*ENTRIES SUPPLIED*
— begin —

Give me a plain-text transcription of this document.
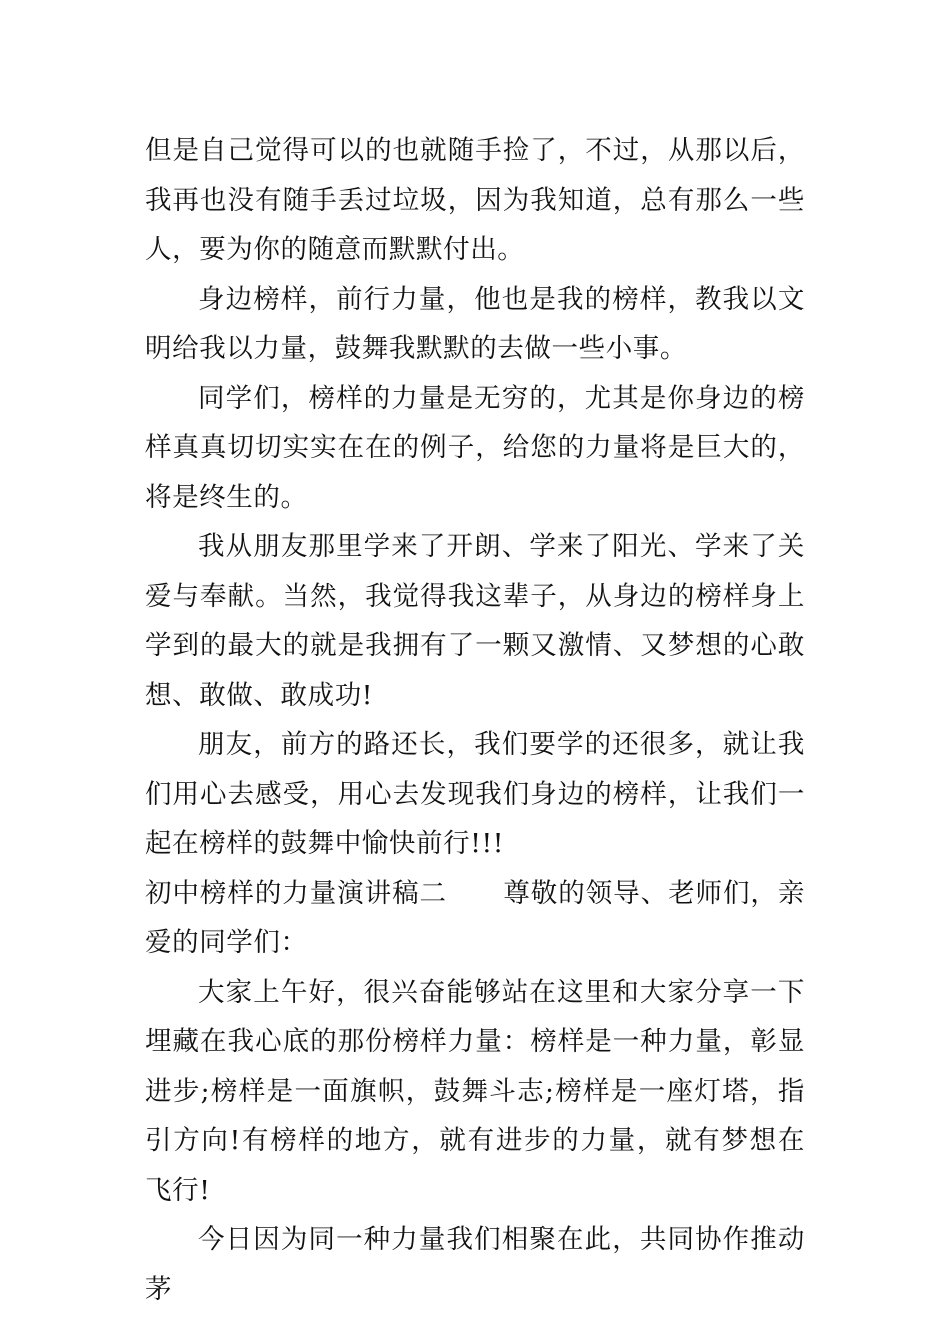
但是自己觉得可以的也就随手捡了，不过，从那以后，我再也没有随手丢过垃圾，因为我知道，总有那么一些人，要为你的随意而默默付出。

身边榜样，前行力量，他也是我的榜样，教我以文明给我以力量，鼓舞我默默的去做一些小事。

同学们，榜样的力量是无穷的，尤其是你身边的榜样真真切切实实在在的例子，给您的力量将是巨大的，将是终生的。

我从朋友那里学来了开朗、学来了阳光、学来了关爱与奉献。当然，我觉得我这辈子，从身边的榜样身上学到的最大的就是我拥有了一颗又激情、又梦想的心敢想、敢做、敢成功!

朋友，前方的路还长，我们要学的还很多，就让我们用心去感受，用心去发现我们身边的榜样，让我们一起在榜样的鼓舞中愉快前行!!!

初中榜样的力量演讲稿二 尊敬的领导、老师们，亲爱的同学们：

大家上午好，很兴奋能够站在这里和大家分享一下埋藏在我心底的那份榜样力量：榜样是一种力量，彰显进步;榜样是一面旗帜，鼓舞斗志;榜样是一座灯塔，指引方向!有榜样的地方，就有进步的力量，就有梦想在飞行!

今日因为同一种力量我们相聚在此，共同协作推动茅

— end —

What comes back should match the records exactly, minus any pictures.

*FINISHED ANSWER*
Give me a plain-text transcription of this document.
但是自己觉得可以的也就随手捡了，不过，从那以后，我再也没有随手丢过垃圾，因为我知道，总有那么一些人，要为你的随意而默默付出。

身边榜样，前行力量，他也是我的榜样，教我以文明给我以力量，鼓舞我默默的去做一些小事。

同学们，榜样的力量是无穷的，尤其是你身边的榜样真真切切实实在在的例子，给您的力量将是巨大的，将是终生的。

我从朋友那里学来了开朗、学来了阳光、学来了关爱与奉献。当然，我觉得我这辈子，从身边的榜样身上学到的最大的就是我拥有了一颗又激情、又梦想的心敢想、敢做、敢成功!

朋友，前方的路还长，我们要学的还很多，就让我们用心去感受，用心去发现我们身边的榜样，让我们一起在榜样的鼓舞中愉快前行!!!

初中榜样的力量演讲稿二 尊敬的领导、老师们，亲爱的同学们：

大家上午好，很兴奋能够站在这里和大家分享一下埋藏在我心底的那份榜样力量：榜样是一种力量，彰显进步;榜样是一面旗帜，鼓舞斗志;榜样是一座灯塔，指引方向!有榜样的地方，就有进步的力量，就有梦想在飞行!

今日因为同一种力量我们相聚在此，共同协作推动茅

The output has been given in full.